▶ DATASET CONTENT

= = = = =

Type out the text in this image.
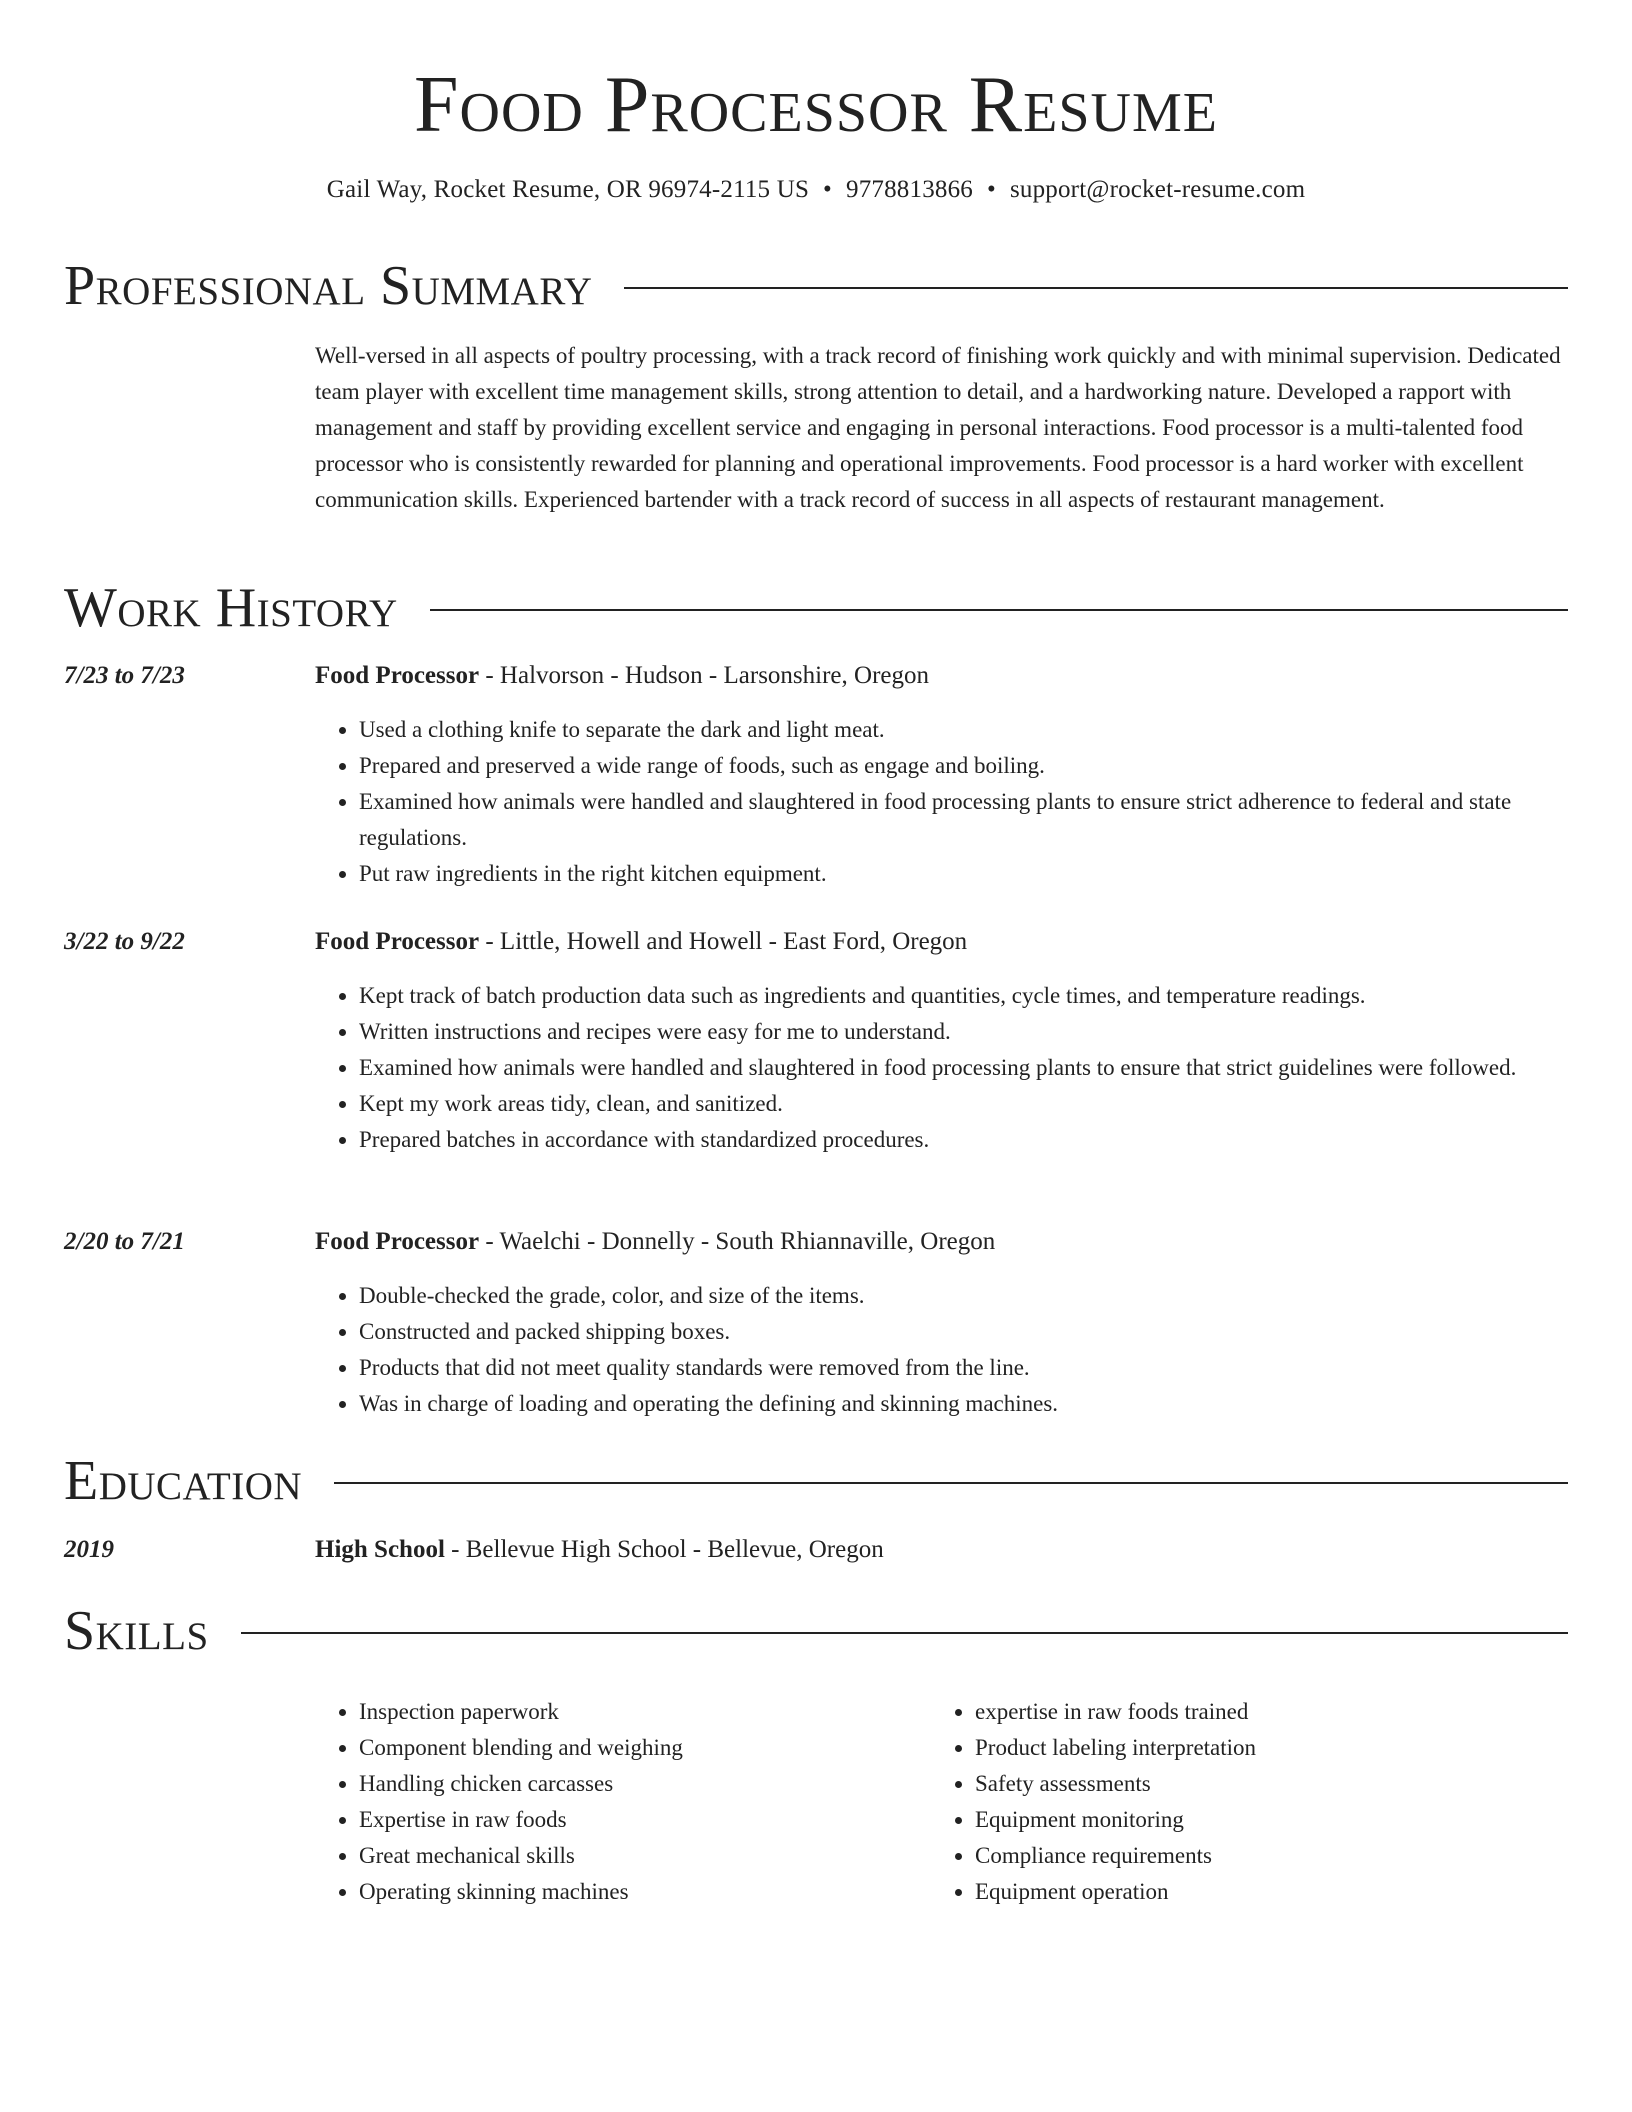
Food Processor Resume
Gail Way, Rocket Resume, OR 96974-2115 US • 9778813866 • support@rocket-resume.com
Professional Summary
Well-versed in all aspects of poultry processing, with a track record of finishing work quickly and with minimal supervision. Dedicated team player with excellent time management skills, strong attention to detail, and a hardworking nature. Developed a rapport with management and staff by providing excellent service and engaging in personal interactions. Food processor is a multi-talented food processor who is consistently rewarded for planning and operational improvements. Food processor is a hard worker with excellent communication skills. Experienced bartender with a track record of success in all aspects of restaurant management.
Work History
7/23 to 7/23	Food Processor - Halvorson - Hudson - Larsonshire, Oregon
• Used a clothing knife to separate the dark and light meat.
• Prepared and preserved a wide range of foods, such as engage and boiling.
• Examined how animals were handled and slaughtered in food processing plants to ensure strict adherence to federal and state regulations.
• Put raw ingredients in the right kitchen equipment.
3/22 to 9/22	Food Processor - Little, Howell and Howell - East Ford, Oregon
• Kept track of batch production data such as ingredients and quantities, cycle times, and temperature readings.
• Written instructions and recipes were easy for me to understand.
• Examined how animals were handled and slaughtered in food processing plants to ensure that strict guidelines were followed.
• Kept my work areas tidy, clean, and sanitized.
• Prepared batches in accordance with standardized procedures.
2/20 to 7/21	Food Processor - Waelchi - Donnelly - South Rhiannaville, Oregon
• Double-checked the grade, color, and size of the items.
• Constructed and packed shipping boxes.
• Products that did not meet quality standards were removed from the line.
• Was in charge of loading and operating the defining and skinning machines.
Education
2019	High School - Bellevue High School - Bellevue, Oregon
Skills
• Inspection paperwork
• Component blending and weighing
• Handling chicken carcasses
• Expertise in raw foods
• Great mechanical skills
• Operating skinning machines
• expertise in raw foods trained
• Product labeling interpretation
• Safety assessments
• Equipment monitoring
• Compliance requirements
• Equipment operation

= = = = =

▶ TO DO
Your task is to retype all the entries exactly and leave out any pictures.

▶ EXPECTED ANSWER
Type out the text in this image.
Food Processor Resume
Gail Way, Rocket Resume, OR 96974-2115 US • 9778813866 • support@rocket-resume.com
Professional Summary
Well-versed in all aspects of poultry processing, with a track record of finishing work quickly and with minimal supervision. Dedicated team player with excellent time management skills, strong attention to detail, and a hardworking nature. Developed a rapport with management and staff by providing excellent service and engaging in personal interactions. Food processor is a multi-talented food processor who is consistently rewarded for planning and operational improvements. Food processor is a hard worker with excellent communication skills. Experienced bartender with a track record of success in all aspects of restaurant management.
Work History
7/23 to 7/23	Food Processor - Halvorson - Hudson - Larsonshire, Oregon
• Used a clothing knife to separate the dark and light meat.
• Prepared and preserved a wide range of foods, such as engage and boiling.
• Examined how animals were handled and slaughtered in food processing plants to ensure strict adherence to federal and state regulations.
• Put raw ingredients in the right kitchen equipment.
3/22 to 9/22	Food Processor - Little, Howell and Howell - East Ford, Oregon
• Kept track of batch production data such as ingredients and quantities, cycle times, and temperature readings.
• Written instructions and recipes were easy for me to understand.
• Examined how animals were handled and slaughtered in food processing plants to ensure that strict guidelines were followed.
• Kept my work areas tidy, clean, and sanitized.
• Prepared batches in accordance with standardized procedures.
2/20 to 7/21	Food Processor - Waelchi - Donnelly - South Rhiannaville, Oregon
• Double-checked the grade, color, and size of the items.
• Constructed and packed shipping boxes.
• Products that did not meet quality standards were removed from the line.
• Was in charge of loading and operating the defining and skinning machines.
Education
2019	High School - Bellevue High School - Bellevue, Oregon
Skills
• Inspection paperwork
• Component blending and weighing
• Handling chicken carcasses
• Expertise in raw foods
• Great mechanical skills
• Operating skinning machines
• expertise in raw foods trained
• Product labeling interpretation
• Safety assessments
• Equipment monitoring
• Compliance requirements
• Equipment operation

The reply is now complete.